Dataset entries
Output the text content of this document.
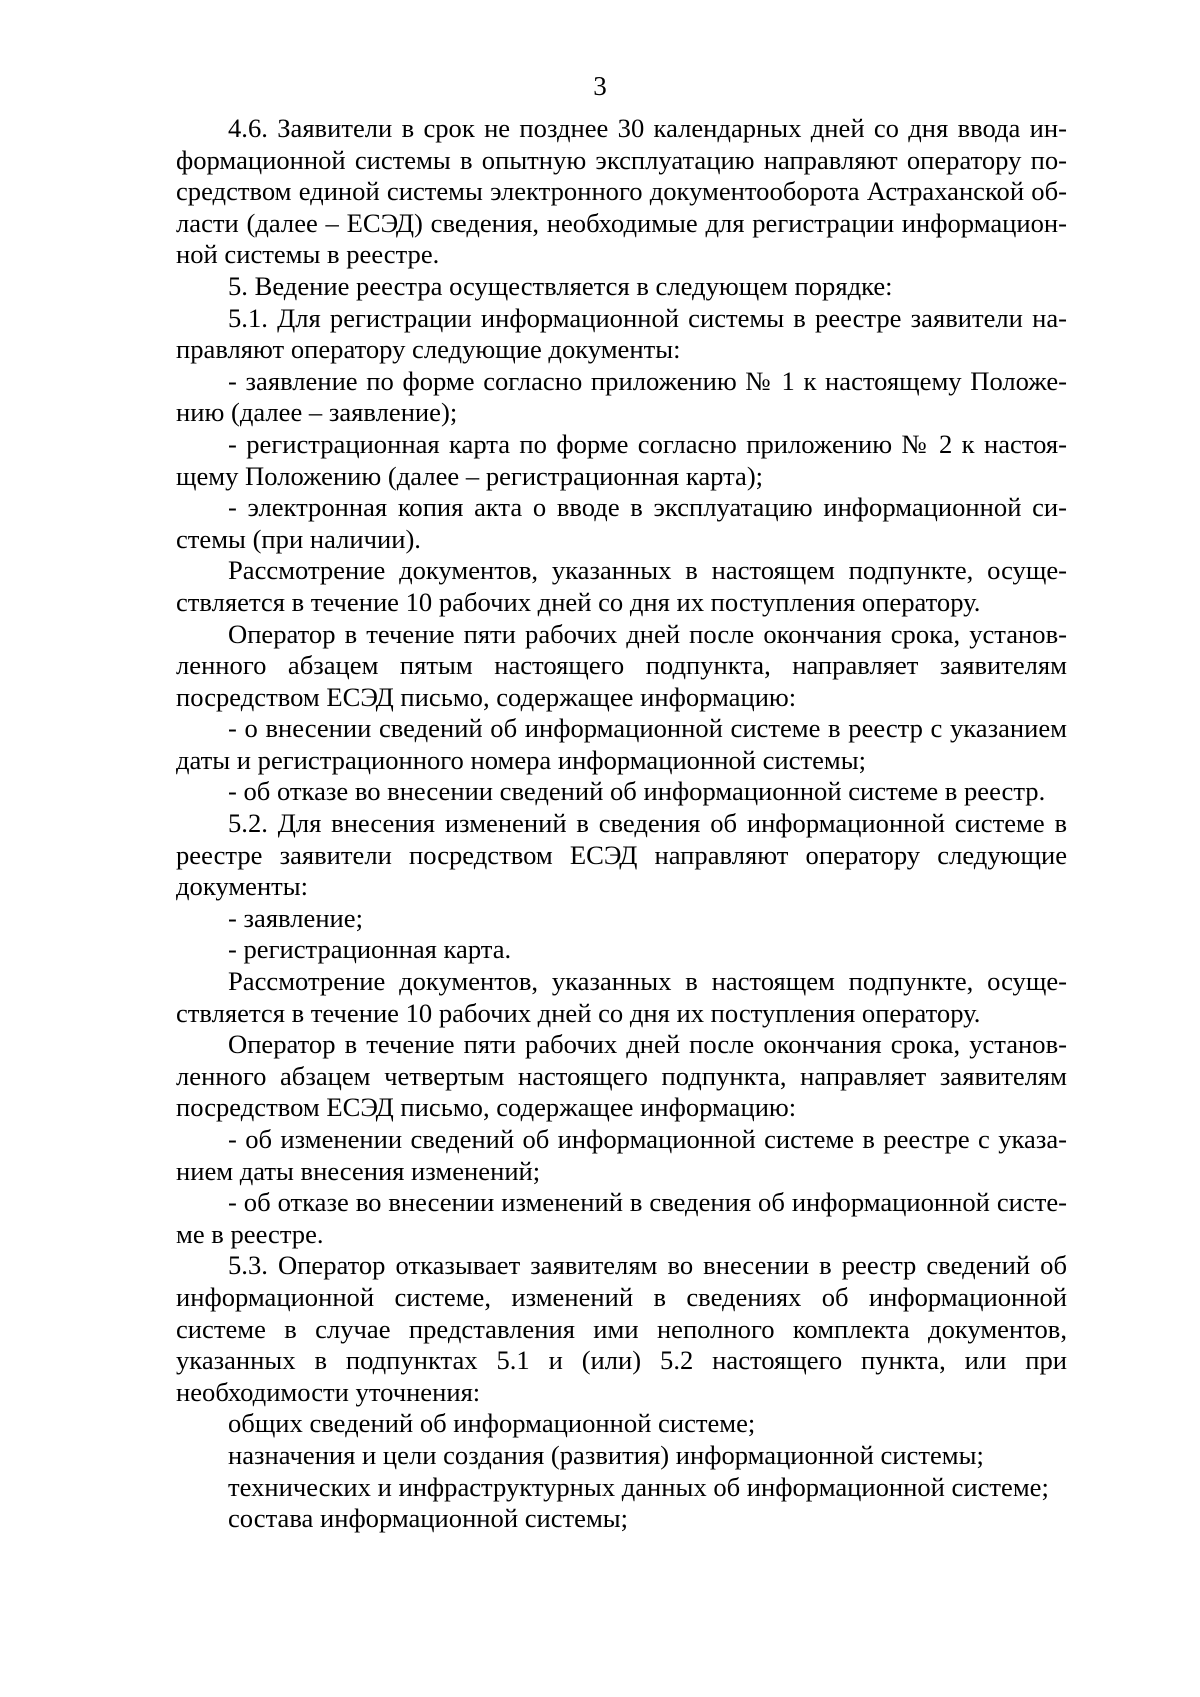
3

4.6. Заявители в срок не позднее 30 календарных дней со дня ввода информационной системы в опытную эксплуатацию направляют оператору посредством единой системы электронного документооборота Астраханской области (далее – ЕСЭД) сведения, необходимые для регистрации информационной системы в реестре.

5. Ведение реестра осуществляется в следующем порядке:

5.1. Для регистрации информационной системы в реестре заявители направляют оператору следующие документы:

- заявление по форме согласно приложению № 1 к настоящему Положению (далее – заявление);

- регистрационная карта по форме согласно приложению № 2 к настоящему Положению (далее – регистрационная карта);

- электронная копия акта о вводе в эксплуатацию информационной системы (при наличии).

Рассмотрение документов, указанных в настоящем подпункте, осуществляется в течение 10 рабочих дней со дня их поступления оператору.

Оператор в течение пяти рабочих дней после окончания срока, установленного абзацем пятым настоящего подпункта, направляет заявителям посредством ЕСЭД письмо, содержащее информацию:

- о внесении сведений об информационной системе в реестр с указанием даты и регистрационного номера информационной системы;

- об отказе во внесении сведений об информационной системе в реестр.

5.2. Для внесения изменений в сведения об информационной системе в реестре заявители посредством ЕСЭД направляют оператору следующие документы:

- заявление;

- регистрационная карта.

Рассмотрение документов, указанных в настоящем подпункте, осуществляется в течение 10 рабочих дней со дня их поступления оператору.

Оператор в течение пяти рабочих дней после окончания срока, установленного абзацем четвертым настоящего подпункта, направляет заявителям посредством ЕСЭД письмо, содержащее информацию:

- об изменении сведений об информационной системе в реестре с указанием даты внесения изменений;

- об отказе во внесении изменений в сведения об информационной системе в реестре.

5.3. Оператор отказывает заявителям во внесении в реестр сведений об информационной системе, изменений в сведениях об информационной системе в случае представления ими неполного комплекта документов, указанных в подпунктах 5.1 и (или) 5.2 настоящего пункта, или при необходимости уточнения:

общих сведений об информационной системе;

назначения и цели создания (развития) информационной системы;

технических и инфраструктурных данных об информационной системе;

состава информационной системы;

---

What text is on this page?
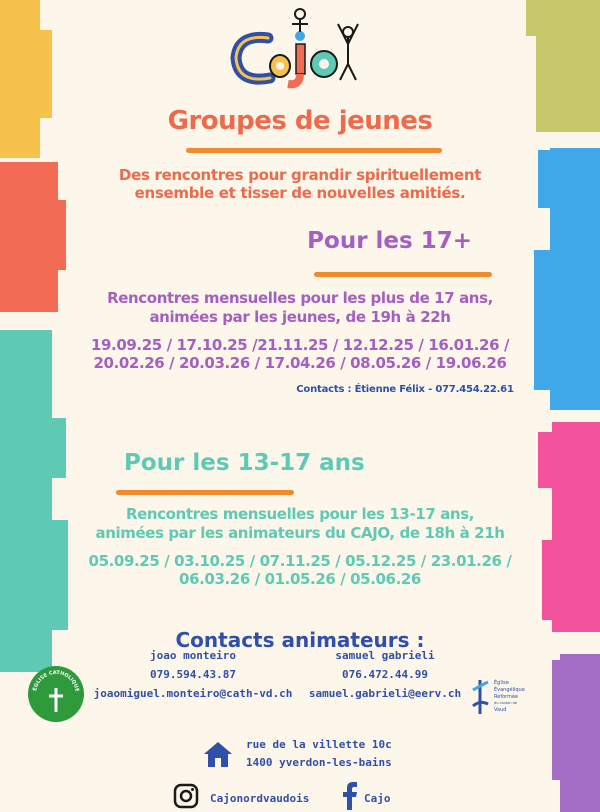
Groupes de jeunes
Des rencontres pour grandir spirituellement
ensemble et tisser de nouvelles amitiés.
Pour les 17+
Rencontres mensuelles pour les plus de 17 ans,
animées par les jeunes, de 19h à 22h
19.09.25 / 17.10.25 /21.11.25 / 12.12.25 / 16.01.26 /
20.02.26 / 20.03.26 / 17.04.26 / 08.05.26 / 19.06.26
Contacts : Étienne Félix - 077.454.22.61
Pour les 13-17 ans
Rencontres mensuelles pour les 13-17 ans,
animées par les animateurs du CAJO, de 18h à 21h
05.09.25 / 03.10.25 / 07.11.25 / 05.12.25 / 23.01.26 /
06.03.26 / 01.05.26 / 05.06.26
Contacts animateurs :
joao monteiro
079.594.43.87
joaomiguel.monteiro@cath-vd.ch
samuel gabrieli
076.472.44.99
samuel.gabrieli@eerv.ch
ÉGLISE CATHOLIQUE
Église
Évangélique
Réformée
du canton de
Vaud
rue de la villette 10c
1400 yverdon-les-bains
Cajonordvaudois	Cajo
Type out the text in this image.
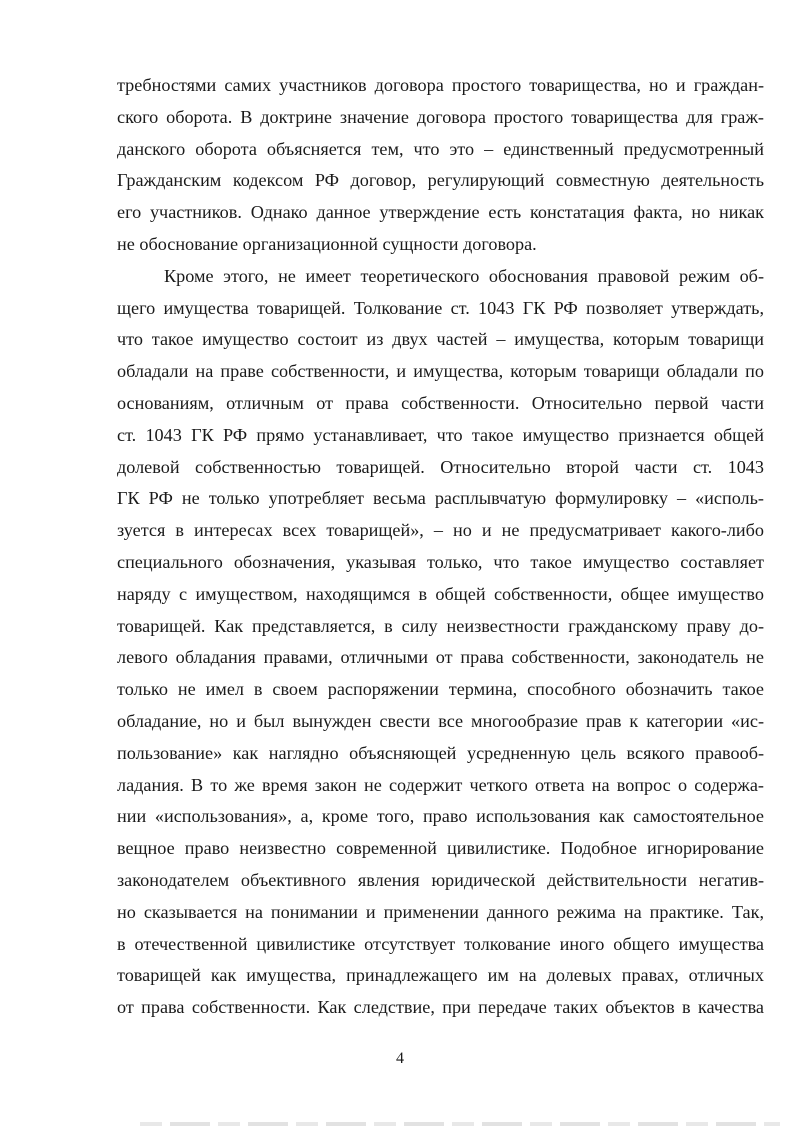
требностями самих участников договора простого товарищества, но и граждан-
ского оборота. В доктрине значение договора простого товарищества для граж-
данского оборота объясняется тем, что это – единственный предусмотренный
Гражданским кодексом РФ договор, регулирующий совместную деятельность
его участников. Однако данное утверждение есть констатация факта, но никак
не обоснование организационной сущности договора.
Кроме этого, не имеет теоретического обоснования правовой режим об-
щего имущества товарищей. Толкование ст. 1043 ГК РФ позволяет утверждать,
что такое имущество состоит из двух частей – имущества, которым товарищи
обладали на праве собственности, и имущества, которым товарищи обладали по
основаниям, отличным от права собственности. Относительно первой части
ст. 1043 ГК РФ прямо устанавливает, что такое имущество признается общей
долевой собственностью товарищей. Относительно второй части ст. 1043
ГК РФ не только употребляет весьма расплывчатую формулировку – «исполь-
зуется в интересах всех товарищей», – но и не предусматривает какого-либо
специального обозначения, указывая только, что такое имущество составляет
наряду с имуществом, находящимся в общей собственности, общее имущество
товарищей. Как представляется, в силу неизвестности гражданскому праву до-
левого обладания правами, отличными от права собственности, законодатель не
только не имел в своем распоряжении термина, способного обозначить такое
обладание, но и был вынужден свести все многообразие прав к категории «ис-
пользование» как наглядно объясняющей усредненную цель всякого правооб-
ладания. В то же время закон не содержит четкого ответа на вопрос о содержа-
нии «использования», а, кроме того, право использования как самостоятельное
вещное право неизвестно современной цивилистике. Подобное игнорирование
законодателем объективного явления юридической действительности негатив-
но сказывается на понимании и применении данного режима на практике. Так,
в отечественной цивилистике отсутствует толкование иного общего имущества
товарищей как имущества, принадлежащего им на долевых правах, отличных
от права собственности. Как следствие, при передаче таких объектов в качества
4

» Aim of the exercise
Identify each line in the entries with the word "части" and copy it.

» Completed exercise
основаниям, отличным от права собственности. Относительно первой части
долевой собственностью товарищей. Относительно второй части ст. 1043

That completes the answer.